*WORK TO DO:*
Show every line that has the string "this" in it.

*MATERIAL:*
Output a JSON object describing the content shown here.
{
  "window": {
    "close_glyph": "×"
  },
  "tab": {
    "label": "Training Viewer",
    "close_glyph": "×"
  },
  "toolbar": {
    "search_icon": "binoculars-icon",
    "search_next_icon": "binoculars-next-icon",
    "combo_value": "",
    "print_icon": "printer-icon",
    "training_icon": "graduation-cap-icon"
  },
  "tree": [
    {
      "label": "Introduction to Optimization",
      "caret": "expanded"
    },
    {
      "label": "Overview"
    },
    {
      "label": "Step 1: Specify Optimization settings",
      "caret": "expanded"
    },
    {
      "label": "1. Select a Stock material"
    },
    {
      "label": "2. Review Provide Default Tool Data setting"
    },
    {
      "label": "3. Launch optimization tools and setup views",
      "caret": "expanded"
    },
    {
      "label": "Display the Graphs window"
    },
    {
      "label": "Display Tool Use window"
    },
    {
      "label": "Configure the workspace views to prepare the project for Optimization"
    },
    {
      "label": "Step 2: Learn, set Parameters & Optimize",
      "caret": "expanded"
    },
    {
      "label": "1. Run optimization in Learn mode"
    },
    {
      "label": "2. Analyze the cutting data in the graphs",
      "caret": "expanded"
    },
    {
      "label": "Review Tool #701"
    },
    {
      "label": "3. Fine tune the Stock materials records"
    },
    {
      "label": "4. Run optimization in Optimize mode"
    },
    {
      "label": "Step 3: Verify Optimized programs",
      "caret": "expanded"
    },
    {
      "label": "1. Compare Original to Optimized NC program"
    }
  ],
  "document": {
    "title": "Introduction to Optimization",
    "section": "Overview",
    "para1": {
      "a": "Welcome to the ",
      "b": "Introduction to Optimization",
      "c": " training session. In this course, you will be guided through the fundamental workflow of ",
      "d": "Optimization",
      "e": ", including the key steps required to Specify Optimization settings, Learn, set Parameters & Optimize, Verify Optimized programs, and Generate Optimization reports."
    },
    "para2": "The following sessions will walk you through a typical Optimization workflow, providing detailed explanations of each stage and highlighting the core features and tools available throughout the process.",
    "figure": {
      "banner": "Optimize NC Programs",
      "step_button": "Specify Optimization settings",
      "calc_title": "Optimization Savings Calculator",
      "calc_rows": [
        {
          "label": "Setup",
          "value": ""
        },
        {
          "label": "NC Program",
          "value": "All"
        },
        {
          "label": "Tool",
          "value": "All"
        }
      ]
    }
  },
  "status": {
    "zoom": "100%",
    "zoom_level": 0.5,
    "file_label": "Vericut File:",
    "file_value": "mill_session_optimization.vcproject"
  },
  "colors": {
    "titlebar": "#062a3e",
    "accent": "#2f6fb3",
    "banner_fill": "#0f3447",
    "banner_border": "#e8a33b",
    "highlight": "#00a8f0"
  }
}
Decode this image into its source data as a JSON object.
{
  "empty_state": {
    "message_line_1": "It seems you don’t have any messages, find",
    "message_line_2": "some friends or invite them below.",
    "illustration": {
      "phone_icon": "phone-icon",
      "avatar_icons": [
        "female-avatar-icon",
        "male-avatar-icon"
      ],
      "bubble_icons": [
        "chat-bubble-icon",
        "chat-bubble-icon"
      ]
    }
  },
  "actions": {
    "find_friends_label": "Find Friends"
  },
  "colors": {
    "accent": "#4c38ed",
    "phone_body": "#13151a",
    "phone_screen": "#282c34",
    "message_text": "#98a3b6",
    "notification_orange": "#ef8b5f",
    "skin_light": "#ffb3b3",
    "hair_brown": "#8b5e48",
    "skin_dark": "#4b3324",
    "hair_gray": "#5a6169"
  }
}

*EXERCISE ANSWER:*
      "c": " training session. In this course, you will be guided through the fundamental workflow of ",
Decode this image into its source data as a JSON object.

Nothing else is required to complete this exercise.